Directions: Could you give every line of the records below as a JSON list of strings, one string per line, with blank lines left out?

Materials provided:
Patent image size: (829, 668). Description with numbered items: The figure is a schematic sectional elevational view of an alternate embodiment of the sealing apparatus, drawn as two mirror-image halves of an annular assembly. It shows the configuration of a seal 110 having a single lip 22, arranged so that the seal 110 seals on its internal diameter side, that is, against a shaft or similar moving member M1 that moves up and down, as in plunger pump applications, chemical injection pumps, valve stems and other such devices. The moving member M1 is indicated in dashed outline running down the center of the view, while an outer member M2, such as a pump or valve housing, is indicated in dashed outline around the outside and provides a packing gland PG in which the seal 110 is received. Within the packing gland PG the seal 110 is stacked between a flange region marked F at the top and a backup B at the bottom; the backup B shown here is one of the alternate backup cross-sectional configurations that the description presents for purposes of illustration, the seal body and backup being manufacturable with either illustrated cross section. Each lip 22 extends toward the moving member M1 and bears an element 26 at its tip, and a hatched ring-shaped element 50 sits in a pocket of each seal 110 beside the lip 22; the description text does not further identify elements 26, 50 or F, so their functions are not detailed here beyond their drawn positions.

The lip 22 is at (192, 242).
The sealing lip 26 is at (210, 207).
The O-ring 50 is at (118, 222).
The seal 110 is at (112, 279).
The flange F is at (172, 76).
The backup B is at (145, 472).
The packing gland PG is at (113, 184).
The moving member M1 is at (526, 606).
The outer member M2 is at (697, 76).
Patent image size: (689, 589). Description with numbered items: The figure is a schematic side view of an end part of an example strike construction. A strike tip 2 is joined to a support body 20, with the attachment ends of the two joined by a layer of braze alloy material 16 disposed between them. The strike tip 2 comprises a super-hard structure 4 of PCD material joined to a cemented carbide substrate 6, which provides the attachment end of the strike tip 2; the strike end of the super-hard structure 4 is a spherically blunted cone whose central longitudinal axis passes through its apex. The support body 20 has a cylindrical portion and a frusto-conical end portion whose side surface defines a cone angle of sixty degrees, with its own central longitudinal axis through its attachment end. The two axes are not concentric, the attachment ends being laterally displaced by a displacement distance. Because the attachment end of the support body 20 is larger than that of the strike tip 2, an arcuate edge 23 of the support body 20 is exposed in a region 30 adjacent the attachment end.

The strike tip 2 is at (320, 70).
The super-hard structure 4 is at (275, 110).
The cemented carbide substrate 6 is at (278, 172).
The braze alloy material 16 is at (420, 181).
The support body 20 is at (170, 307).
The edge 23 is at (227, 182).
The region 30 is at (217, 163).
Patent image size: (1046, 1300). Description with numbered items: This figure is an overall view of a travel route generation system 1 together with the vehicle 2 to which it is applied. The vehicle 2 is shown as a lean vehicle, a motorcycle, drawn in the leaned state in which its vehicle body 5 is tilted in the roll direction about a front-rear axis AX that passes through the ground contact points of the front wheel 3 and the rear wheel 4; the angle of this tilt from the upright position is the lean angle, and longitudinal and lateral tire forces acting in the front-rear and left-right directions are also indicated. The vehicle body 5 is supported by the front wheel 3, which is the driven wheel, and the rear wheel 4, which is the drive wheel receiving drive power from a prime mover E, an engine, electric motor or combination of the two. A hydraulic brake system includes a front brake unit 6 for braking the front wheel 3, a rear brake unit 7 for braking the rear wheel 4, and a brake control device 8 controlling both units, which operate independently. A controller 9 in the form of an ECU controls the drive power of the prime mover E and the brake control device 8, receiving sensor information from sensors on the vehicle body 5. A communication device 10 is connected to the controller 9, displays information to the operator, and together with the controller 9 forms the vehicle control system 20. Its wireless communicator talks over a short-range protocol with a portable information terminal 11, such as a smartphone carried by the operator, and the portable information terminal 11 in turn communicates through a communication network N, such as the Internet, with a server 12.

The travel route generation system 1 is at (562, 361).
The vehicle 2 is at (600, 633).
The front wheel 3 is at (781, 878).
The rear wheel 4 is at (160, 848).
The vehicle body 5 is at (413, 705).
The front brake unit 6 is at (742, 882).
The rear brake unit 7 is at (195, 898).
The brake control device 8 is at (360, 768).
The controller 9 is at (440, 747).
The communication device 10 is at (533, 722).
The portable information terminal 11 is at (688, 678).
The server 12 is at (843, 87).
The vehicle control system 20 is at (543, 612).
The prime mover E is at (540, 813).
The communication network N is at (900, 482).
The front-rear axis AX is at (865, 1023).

Written reply:
[
  "Patent image size: (829, 668). Description with numbered items: The figure is a schematic sectional elevational view of an alternate embodiment of the sealing apparatus, drawn as two mirror-image halves of an annular assembly. It shows the configuration of a seal 110 having a single lip 22, arranged so that the seal 110 seals on its internal diameter side, that is, against a shaft or similar moving member M1 that moves up and down, as in plunger pump applications, chemical injection pumps, valve stems and other such devices. The moving member M1 is indicated in dashed outline running down the center of the view, while an outer member M2, such as a pump or valve housing, is indicated in dashed outline around the outside and provides a packing gland PG in which the seal 110 is received. Within the packing gland PG the seal 110 is stacked between a flange region marked F at the top and a backup B at the bottom; the backup B shown here is one of the alternate backup cross-sectional configurations that the description presents for purposes of illustration, the seal body and backup being manufacturable with either illustrated cross section. Each lip 22 extends toward the moving member M1 and bears an element 26 at its tip, and a hatched ring-shaped element 50 sits in a pocket of each seal 110 beside the lip 22; the description text does not further identify elements 26, 50 or F, so their functions are not detailed here beyond their drawn positions.",
  "The lip 22 is at (192, 242).",
  "The sealing lip 26 is at (210, 207).",
  "The O-ring 50 is at (118, 222).",
  "The seal 110 is at (112, 279).",
  "The flange F is at (172, 76).",
  "The backup B is at (145, 472).",
  "The packing gland PG is at (113, 184).",
  "The moving member M1 is at (526, 606).",
  "The outer member M2 is at (697, 76).",
  "Patent image size: (689, 589). Description with numbered items: The figure is a schematic side view of an end part of an example strike construction. A strike tip 2 is joined to a support body 20, with the attachment ends of the two joined by a layer of braze alloy material 16 disposed between them. The strike tip 2 comprises a super-hard structure 4 of PCD material joined to a cemented carbide substrate 6, which provides the attachment end of the strike tip 2; the strike end of the super-hard structure 4 is a spherically blunted cone whose central longitudinal axis passes through its apex. The support body 20 has a cylindrical portion and a frusto-conical end portion whose side surface defines a cone angle of sixty degrees, with its own central longitudinal axis through its attachment end. The two axes are not concentric, the attachment ends being laterally displaced by a displacement distance. Because the attachment end of the support body 20 is larger than that of the strike tip 2, an arcuate edge 23 of the support body 20 is exposed in a region 30 adjacent the attachment end.",
  "The strike tip 2 is at (320, 70).",
  "The super-hard structure 4 is at (275, 110).",
  "The cemented carbide substrate 6 is at (278, 172).",
  "The braze alloy material 16 is at (420, 181).",
  "The support body 20 is at (170, 307).",
  "The edge 23 is at (227, 182).",
  "The region 30 is at (217, 163).",
  "Patent image size: (1046, 1300). Description with numbered items: This figure is an overall view of a travel route generation system 1 together with the vehicle 2 to which it is applied. The vehicle 2 is shown as a lean vehicle, a motorcycle, drawn in the leaned state in which its vehicle body 5 is tilted in the roll direction about a front-rear axis AX that passes through the ground contact points of the front wheel 3 and the rear wheel 4; the angle of this tilt from the upright position is the lean angle, and longitudinal and lateral tire forces acting in the front-rear and left-right directions are also indicated. The vehicle body 5 is supported by the front wheel 3, which is the driven wheel, and the rear wheel 4, which is the drive wheel receiving drive power from a prime mover E, an engine, electric motor or combination of the two. A hydraulic brake system includes a front brake unit 6 for braking the front wheel 3, a rear brake unit 7 for braking the rear wheel 4, and a brake control device 8 controlling both units, which operate independently. A controller 9 in the form of an ECU controls the drive power of the prime mover E and the brake control device 8, receiving sensor information from sensors on the vehicle body 5. A communication device 10 is connected to the controller 9, displays information to the operator, and together with the controller 9 forms the vehicle control system 20. Its wireless communicator talks over a short-range protocol with a portable information terminal 11, such as a smartphone carried by the operator, and the portable information terminal 11 in turn communicates through a communication network N, such as the Internet, with a server 12.",
  "The travel route generation system 1 is at (562, 361).",
  "The vehicle 2 is at (600, 633).",
  "The front wheel 3 is at (781, 878).",
  "The rear wheel 4 is at (160, 848).",
  "The vehicle body 5 is at (413, 705).",
  "The front brake unit 6 is at (742, 882).",
  "The rear brake unit 7 is at (195, 898).",
  "The brake control device 8 is at (360, 768).",
  "The controller 9 is at (440, 747).",
  "The communication device 10 is at (533, 722).",
  "The portable information terminal 11 is at (688, 678).",
  "The server 12 is at (843, 87).",
  "The vehicle control system 20 is at (543, 612).",
  "The prime mover E is at (540, 813).",
  "The communication network N is at (900, 482).",
  "The front-rear axis AX is at (865, 1023)."
]